**Requirements**
List all lines in the material below that contain "price".

───── Raw data

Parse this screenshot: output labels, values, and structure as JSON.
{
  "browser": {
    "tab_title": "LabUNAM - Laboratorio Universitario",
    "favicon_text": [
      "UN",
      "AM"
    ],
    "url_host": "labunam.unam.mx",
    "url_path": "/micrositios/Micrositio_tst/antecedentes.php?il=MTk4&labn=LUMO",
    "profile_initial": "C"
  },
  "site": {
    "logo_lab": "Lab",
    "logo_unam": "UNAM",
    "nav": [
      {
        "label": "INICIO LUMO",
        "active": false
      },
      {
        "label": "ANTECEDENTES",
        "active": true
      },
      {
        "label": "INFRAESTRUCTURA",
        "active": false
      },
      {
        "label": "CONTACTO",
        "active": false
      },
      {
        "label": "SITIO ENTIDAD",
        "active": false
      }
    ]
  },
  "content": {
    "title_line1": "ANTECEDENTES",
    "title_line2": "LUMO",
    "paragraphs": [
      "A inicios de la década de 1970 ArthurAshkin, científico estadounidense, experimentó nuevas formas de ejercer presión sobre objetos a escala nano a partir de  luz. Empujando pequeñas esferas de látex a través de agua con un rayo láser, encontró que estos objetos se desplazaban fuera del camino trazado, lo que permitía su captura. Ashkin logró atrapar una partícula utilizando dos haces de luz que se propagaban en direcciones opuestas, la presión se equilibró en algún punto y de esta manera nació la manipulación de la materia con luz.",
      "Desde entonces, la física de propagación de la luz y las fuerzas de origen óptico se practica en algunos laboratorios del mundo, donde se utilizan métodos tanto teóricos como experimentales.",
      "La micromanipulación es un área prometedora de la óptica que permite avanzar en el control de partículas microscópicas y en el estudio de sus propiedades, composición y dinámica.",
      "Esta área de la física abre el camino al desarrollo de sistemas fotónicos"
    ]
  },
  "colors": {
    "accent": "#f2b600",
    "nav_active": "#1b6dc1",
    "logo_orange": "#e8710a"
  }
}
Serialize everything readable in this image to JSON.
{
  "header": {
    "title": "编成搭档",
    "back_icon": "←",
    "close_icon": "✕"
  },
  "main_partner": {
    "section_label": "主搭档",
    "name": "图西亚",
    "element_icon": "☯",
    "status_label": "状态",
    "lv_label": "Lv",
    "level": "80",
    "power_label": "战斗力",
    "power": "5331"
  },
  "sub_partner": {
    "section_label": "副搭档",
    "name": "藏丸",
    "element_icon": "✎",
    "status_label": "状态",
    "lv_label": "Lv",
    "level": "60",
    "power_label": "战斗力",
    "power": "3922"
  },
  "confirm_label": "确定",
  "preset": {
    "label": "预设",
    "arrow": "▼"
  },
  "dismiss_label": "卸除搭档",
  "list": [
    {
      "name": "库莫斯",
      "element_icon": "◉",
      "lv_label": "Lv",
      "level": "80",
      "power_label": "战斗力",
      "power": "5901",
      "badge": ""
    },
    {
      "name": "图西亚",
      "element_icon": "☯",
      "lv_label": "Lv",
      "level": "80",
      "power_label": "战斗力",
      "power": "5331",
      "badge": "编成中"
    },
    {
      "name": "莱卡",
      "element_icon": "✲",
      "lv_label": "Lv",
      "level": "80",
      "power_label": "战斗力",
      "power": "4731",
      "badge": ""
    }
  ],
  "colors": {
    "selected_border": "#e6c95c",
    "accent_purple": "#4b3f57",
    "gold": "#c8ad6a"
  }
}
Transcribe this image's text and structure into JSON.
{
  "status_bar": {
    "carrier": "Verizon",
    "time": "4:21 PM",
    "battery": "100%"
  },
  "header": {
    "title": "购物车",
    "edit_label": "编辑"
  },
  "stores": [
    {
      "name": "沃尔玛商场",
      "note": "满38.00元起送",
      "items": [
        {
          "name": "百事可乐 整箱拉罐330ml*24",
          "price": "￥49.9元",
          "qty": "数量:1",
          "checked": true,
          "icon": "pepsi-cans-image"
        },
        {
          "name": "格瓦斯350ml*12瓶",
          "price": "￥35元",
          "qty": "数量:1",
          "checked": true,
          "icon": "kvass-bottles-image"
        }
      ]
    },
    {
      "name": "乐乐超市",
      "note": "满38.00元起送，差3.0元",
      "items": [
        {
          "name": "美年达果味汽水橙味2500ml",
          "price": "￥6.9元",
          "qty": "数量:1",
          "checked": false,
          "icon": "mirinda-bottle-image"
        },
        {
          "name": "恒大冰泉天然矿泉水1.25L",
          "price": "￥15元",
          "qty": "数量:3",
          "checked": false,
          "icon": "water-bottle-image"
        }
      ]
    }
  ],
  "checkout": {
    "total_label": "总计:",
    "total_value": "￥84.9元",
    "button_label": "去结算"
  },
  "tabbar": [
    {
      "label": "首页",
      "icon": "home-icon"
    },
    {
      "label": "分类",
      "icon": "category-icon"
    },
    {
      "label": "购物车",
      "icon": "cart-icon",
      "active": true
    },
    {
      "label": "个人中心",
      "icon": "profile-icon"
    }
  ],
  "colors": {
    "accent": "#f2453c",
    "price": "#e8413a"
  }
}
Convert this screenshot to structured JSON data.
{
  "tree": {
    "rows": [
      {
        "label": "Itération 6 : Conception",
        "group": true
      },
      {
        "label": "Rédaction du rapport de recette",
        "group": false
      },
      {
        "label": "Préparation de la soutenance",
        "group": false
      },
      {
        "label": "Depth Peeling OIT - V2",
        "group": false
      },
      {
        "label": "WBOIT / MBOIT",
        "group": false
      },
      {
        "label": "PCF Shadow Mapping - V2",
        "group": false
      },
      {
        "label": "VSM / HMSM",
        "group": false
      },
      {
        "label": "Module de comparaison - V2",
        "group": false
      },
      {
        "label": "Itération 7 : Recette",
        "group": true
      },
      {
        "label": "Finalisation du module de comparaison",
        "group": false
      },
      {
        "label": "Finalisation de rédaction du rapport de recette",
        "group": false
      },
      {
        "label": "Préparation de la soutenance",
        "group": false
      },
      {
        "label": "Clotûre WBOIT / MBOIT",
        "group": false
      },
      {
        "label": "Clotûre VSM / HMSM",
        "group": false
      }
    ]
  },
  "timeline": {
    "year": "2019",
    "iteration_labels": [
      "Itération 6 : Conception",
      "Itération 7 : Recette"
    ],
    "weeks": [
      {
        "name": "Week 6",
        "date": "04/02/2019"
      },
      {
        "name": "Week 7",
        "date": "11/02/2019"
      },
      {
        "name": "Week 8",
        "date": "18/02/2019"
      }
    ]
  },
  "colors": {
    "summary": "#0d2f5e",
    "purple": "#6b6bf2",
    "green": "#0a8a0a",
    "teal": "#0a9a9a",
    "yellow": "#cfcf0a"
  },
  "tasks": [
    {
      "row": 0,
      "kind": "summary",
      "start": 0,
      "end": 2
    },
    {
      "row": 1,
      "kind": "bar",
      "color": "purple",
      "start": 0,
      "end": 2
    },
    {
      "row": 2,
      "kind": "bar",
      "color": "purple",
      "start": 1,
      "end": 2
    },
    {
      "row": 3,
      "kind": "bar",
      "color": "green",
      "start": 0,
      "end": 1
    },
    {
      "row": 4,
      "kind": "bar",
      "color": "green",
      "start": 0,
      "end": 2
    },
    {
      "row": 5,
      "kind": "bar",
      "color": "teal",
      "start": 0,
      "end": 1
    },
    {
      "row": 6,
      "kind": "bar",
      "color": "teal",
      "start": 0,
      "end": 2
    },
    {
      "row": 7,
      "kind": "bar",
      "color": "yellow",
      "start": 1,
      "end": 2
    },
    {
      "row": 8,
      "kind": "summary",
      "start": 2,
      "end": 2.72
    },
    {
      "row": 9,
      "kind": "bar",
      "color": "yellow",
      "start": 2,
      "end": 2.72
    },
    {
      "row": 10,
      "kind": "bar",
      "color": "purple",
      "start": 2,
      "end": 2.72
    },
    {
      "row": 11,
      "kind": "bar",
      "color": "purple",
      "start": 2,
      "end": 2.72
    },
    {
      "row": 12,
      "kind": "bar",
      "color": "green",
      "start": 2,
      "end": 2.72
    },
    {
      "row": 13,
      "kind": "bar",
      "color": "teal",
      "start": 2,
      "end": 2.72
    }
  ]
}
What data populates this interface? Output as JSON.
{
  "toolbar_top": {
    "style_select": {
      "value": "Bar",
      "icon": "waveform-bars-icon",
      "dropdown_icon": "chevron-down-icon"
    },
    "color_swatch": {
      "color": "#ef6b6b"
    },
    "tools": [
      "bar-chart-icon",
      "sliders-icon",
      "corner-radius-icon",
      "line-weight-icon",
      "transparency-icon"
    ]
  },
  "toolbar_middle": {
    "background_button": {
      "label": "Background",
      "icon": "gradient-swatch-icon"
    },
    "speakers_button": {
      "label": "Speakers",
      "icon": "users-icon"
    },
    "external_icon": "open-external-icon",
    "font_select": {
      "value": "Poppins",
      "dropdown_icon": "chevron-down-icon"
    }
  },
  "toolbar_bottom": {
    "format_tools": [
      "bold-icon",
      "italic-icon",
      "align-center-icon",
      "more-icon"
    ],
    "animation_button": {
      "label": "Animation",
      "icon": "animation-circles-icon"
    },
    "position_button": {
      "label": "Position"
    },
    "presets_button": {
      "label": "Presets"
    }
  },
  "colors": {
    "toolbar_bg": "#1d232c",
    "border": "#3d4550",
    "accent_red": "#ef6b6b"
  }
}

──────────

**Result of the task**
          "price": "￥49.9元",
          "price": "￥35元",
          "price": "￥6.9元",
          "price": "￥15元",
    "price": "#e8413a"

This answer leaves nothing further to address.